* _Request_: Skip all pictures, then print the remaining material exactly.

* _Records for the exercise_:
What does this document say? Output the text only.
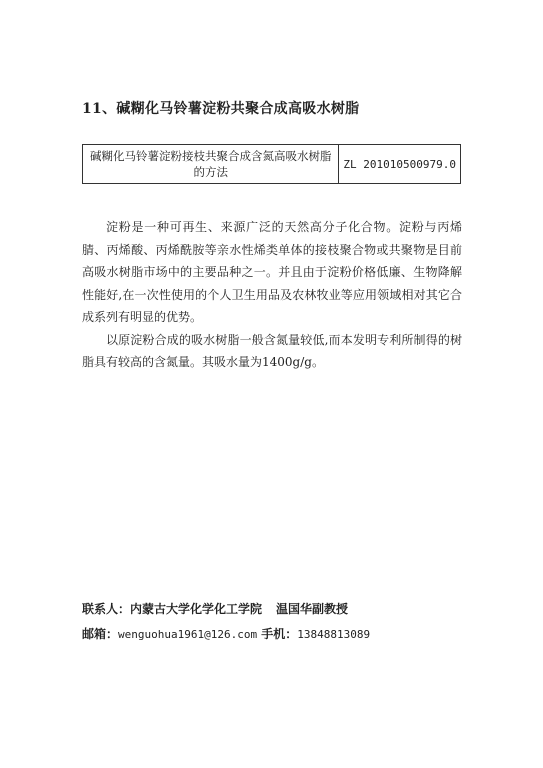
11、碱糊化马铃薯淀粉共聚合成高吸水树脂
碱糊化马铃薯淀粉接枝共聚合成含氮高吸水树脂的方法	ZL 201010500979.0

淀粉是一种可再生、来源广泛的天然高分子化合物。淀粉与丙烯腈、丙烯酸、丙烯酰胺等亲水性烯类单体的接枝聚合物或共聚物是目前高吸水树脂市场中的主要品种之一。并且由于淀粉价格低廉、生物降解性能好,在一次性使用的个人卫生用品及农林牧业等应用领域相对其它合成系列有明显的优势。

以原淀粉合成的吸水树脂一般含氮量较低,而本发明专利所制得的树脂具有较高的含氮量。其吸水量为1400g/g。

联系人：内蒙古大学化学化工学院 温国华副教授
邮箱：wenguohua1961@126.com 手机：13848813089
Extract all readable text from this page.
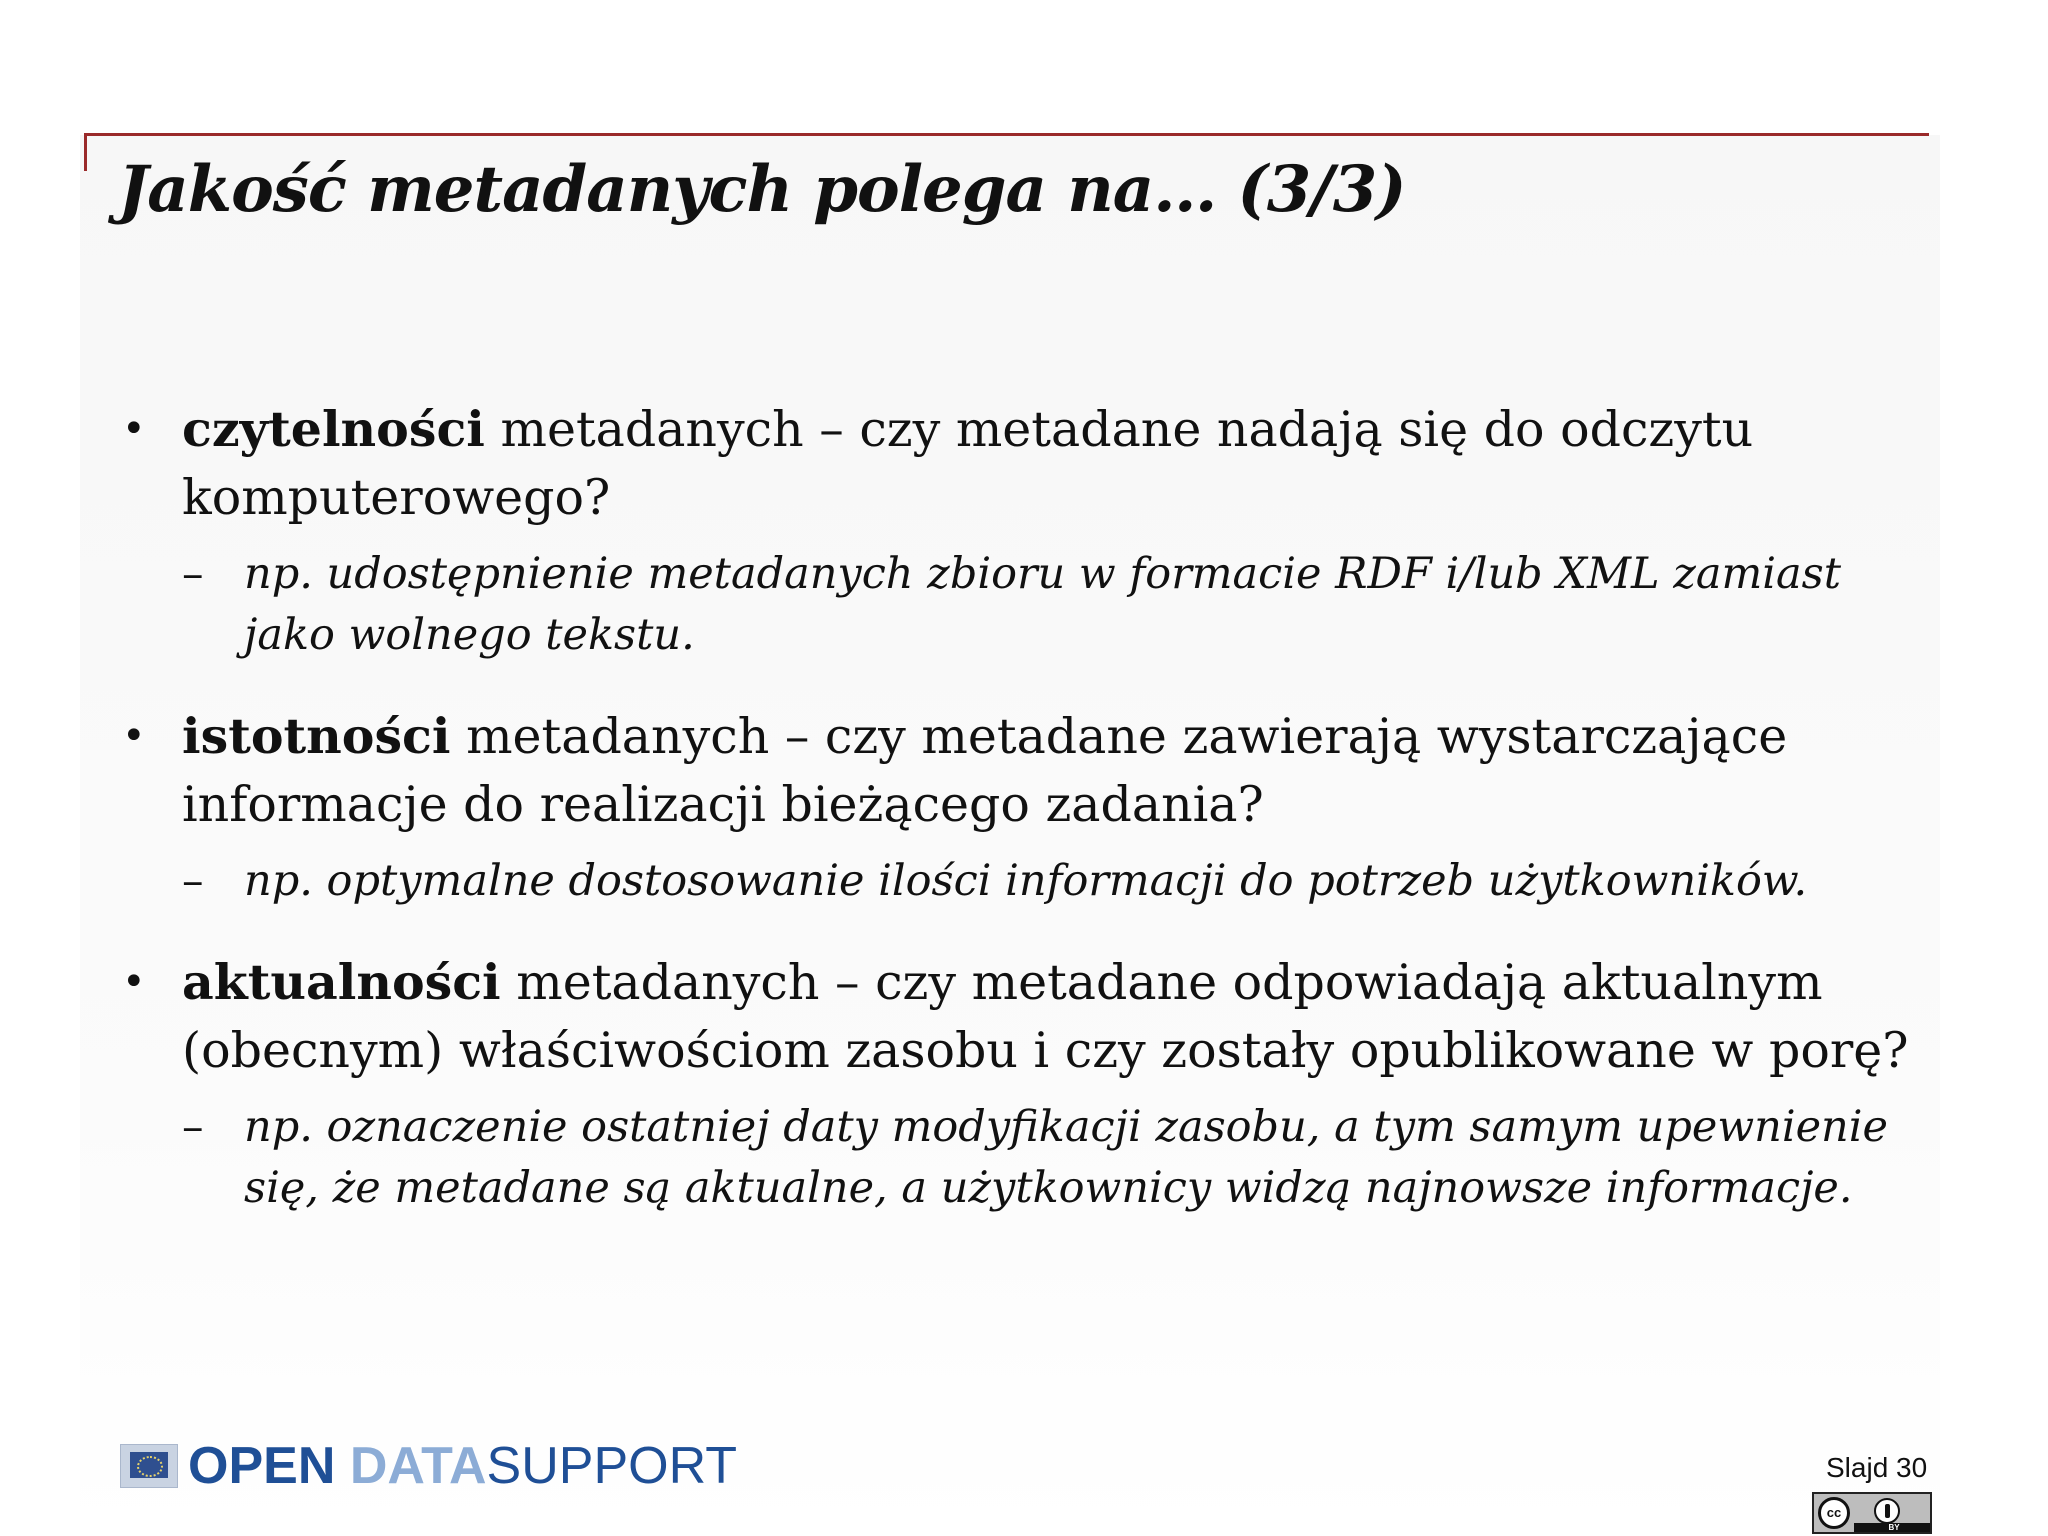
Jakość metadanych polega na… (3/3)
• czytelności metadanych – czy metadane nadają się do odczytu komputerowego?
– np. udostępnienie metadanych zbioru w formacie RDF i/lub XML zamiast jako wolnego tekstu.
• istotności metadanych – czy metadane zawierają wystarczające informacje do realizacji bieżącego zadania?
– np. optymalne dostosowanie ilości informacji do potrzeb użytkowników.
• aktualności metadanych – czy metadane odpowiadają aktualnym (obecnym) właściwościom zasobu i czy zostały opublikowane w porę?
– np. oznaczenie ostatniej daty modyfikacji zasobu, a tym samym upewnienie się, że metadane są aktualne, a użytkownicy widzą najnowsze informacje.
OPEN DATASUPPORT	Slajd 30
cc
BY
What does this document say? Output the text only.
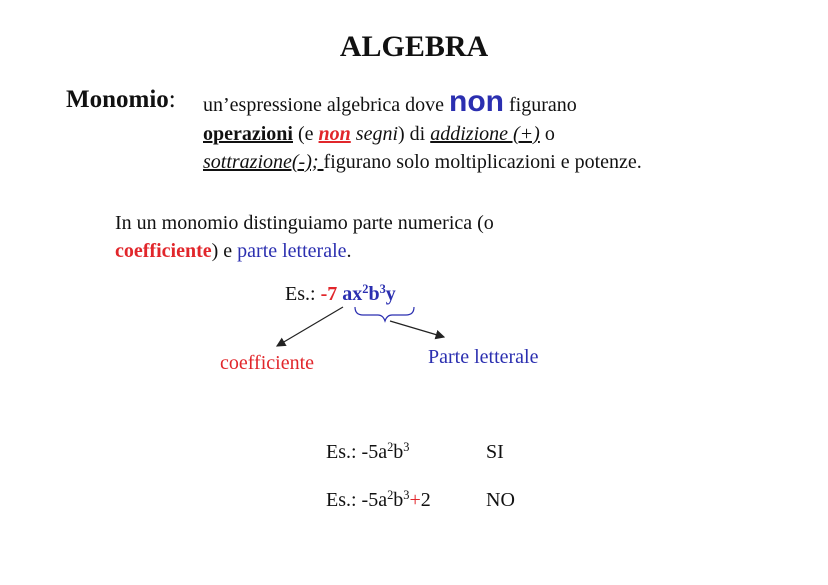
ALGEBRA
Monomio: un’espressione algebrica dove non figurano
operazioni (e non segni) di addizione (+) o
sottrazione(-); figurano solo moltiplicazioni e potenze.
In un monomio distinguiamo parte numerica (o
coefficiente) e parte letterale.
Es.: -7 $ax^2b^3y$
coefficiente	Parte letterale
Es.: $-5a^2b^3$	SI
Es.: $-5a^2b^3+2$	NO
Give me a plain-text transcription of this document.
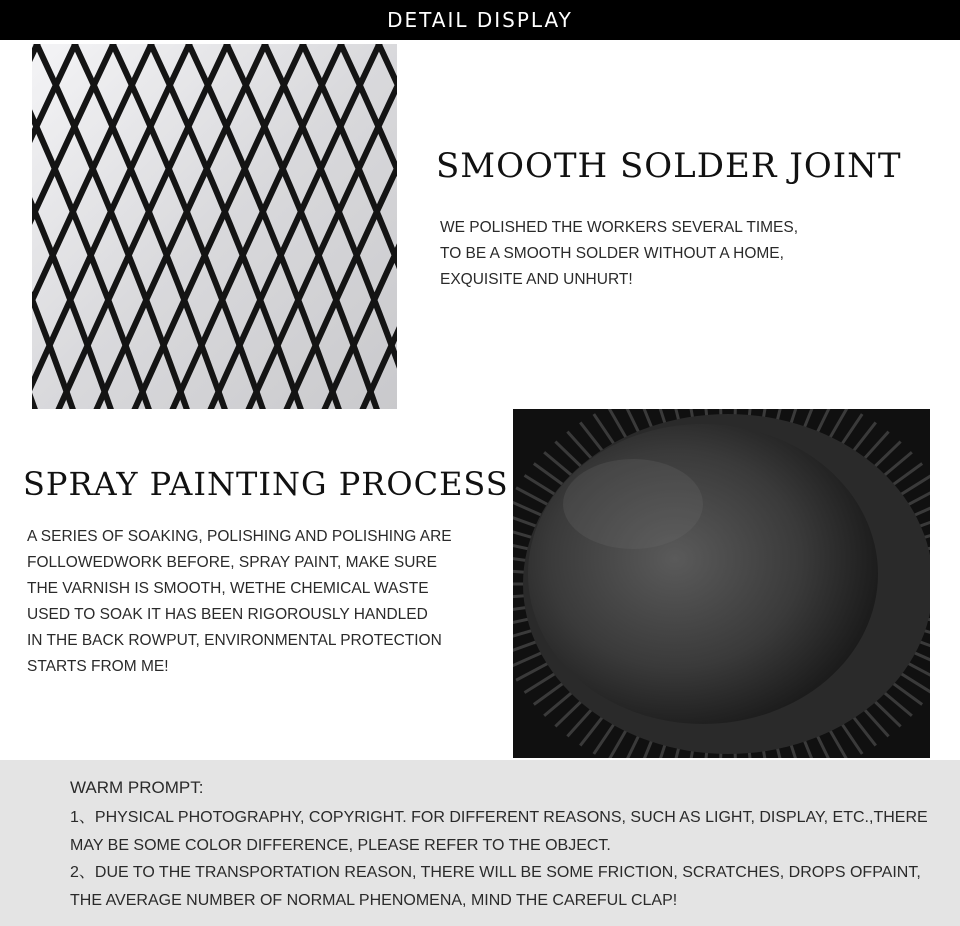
DETAIL DISPLAY
SMOOTH SOLDER JOINT
WE POLISHED THE WORKERS SEVERAL TIMES,
TO BE A SMOOTH SOLDER WITHOUT A HOME,
EXQUISITE AND UNHURT!
SPRAY PAINTING PROCESS
A SERIES OF SOAKING, POLISHING AND POLISHING ARE
FOLLOWEDWORK BEFORE, SPRAY PAINT, MAKE SURE
THE VARNISH IS SMOOTH, WETHE CHEMICAL WASTE
USED TO SOAK IT HAS BEEN RIGOROUSLY HANDLED
IN THE BACK ROWPUT, ENVIRONMENTAL PROTECTION
STARTS FROM ME!
WARM PROMPT:
1、PHYSICAL PHOTOGRAPHY, COPYRIGHT. FOR DIFFERENT REASONS, SUCH AS LIGHT, DISPLAY, ETC.,THERE
MAY BE SOME COLOR DIFFERENCE, PLEASE REFER TO THE OBJECT.
2、DUE TO THE TRANSPORTATION REASON, THERE WILL BE SOME FRICTION, SCRATCHES, DROPS OFPAINT,
THE AVERAGE NUMBER OF NORMAL PHENOMENA, MIND THE CAREFUL CLAP!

* _Reply to the exercise_:
What does this document say? Output the text only.
11、碱糊化马铃薯淀粉共聚合成高吸水树脂
碱糊化马铃薯淀粉接枝共聚合成含氮高吸水树脂的方法	ZL 201010500979.0

淀粉是一种可再生、来源广泛的天然高分子化合物。淀粉与丙烯腈、丙烯酸、丙烯酰胺等亲水性烯类单体的接枝聚合物或共聚物是目前高吸水树脂市场中的主要品种之一。并且由于淀粉价格低廉、生物降解性能好,在一次性使用的个人卫生用品及农林牧业等应用领域相对其它合成系列有明显的优势。

以原淀粉合成的吸水树脂一般含氮量较低,而本发明专利所制得的树脂具有较高的含氮量。其吸水量为1400g/g。

联系人：内蒙古大学化学化工学院 温国华副教授
邮箱：wenguohua1961@126.com 手机：13848813089
Extract all readable text from this page.
Jakość metadanych polega na… (3/3)
• czytelności metadanych – czy metadane nadają się do odczytu komputerowego?
– np. udostępnienie metadanych zbioru w formacie RDF i/lub XML zamiast jako wolnego tekstu.
• istotności metadanych – czy metadane zawierają wystarczające informacje do realizacji bieżącego zadania?
– np. optymalne dostosowanie ilości informacji do potrzeb użytkowników.
• aktualności metadanych – czy metadane odpowiadają aktualnym (obecnym) właściwościom zasobu i czy zostały opublikowane w porę?
– np. oznaczenie ostatniej daty modyfikacji zasobu, a tym samym upewnienie się, że metadane są aktualne, a użytkownicy widzą najnowsze informacje.
OPEN DATASUPPORT	Slajd 30
cc
BY
What does this document say? Output the text only.
ALGEBRA
Monomio: un’espressione algebrica dove non figurano
operazioni (e non segni) di addizione (+) o
sottrazione(-); figurano solo moltiplicazioni e potenze.
In un monomio distinguiamo parte numerica (o
coefficiente) e parte letterale.
Es.: -7 $ax^2b^3y$
coefficiente	Parte letterale
Es.: $-5a^2b^3$	SI
Es.: $-5a^2b^3+2$	NO
Give me a plain-text transcription of this document.
DETAIL DISPLAY
SMOOTH SOLDER JOINT
WE POLISHED THE WORKERS SEVERAL TIMES,
TO BE A SMOOTH SOLDER WITHOUT A HOME,
EXQUISITE AND UNHURT!
SPRAY PAINTING PROCESS
A SERIES OF SOAKING, POLISHING AND POLISHING ARE
FOLLOWEDWORK BEFORE, SPRAY PAINT, MAKE SURE
THE VARNISH IS SMOOTH, WETHE CHEMICAL WASTE
USED TO SOAK IT HAS BEEN RIGOROUSLY HANDLED
IN THE BACK ROWPUT, ENVIRONMENTAL PROTECTION
STARTS FROM ME!
WARM PROMPT:
1、PHYSICAL PHOTOGRAPHY, COPYRIGHT. FOR DIFFERENT REASONS, SUCH AS LIGHT, DISPLAY, ETC.,THERE
MAY BE SOME COLOR DIFFERENCE, PLEASE REFER TO THE OBJECT.
2、DUE TO THE TRANSPORTATION REASON, THERE WILL BE SOME FRICTION, SCRATCHES, DROPS OFPAINT,
THE AVERAGE NUMBER OF NORMAL PHENOMENA, MIND THE CAREFUL CLAP!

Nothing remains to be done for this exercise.